━━━━━ INFORMATION GIVEN

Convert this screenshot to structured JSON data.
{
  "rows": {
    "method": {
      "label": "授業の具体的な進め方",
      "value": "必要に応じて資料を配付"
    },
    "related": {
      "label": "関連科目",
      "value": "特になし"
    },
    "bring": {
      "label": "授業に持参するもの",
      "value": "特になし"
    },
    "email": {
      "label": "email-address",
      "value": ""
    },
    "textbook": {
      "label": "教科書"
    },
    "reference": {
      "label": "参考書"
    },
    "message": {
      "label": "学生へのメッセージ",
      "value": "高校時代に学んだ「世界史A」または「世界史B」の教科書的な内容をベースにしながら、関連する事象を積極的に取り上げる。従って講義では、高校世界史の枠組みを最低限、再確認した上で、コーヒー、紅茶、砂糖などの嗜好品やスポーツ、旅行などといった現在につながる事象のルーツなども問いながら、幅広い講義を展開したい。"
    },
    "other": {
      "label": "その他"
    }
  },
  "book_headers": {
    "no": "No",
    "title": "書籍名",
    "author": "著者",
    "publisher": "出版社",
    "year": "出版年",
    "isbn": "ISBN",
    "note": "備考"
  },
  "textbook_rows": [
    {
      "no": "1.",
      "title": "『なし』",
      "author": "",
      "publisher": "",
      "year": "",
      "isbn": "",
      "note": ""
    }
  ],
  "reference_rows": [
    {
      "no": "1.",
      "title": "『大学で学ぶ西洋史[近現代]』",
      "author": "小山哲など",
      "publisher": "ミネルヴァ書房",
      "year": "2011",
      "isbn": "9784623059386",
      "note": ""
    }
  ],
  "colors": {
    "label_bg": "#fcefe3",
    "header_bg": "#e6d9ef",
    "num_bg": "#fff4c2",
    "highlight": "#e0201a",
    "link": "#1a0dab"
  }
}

━━━━━━━━━━

TASK TO COMPLETE: Would you write down every record again, exactly?

FULL ANSWER:
Convert this screenshot to structured JSON data.
{
  "rows": {
    "method": {
      "label": "授業の具体的な進め方",
      "value": "必要に応じて資料を配付"
    },
    "related": {
      "label": "関連科目",
      "value": "特になし"
    },
    "bring": {
      "label": "授業に持参するもの",
      "value": "特になし"
    },
    "email": {
      "label": "email-address",
      "value": ""
    },
    "textbook": {
      "label": "教科書"
    },
    "reference": {
      "label": "参考書"
    },
    "message": {
      "label": "学生へのメッセージ",
      "value": "高校時代に学んだ「世界史A」または「世界史B」の教科書的な内容をベースにしながら、関連する事象を積極的に取り上げる。従って講義では、高校世界史の枠組みを最低限、再確認した上で、コーヒー、紅茶、砂糖などの嗜好品やスポーツ、旅行などといった現在につながる事象のルーツなども問いながら、幅広い講義を展開したい。"
    },
    "other": {
      "label": "その他"
    }
  },
  "book_headers": {
    "no": "No",
    "title": "書籍名",
    "author": "著者",
    "publisher": "出版社",
    "year": "出版年",
    "isbn": "ISBN",
    "note": "備考"
  },
  "textbook_rows": [
    {
      "no": "1.",
      "title": "『なし』",
      "author": "",
      "publisher": "",
      "year": "",
      "isbn": "",
      "note": ""
    }
  ],
  "reference_rows": [
    {
      "no": "1.",
      "title": "『大学で学ぶ西洋史[近現代]』",
      "author": "小山哲など",
      "publisher": "ミネルヴァ書房",
      "year": "2011",
      "isbn": "9784623059386",
      "note": ""
    }
  ],
  "colors": {
    "label_bg": "#fcefe3",
    "header_bg": "#e6d9ef",
    "num_bg": "#fff4c2",
    "highlight": "#e0201a",
    "link": "#1a0dab"
  }
}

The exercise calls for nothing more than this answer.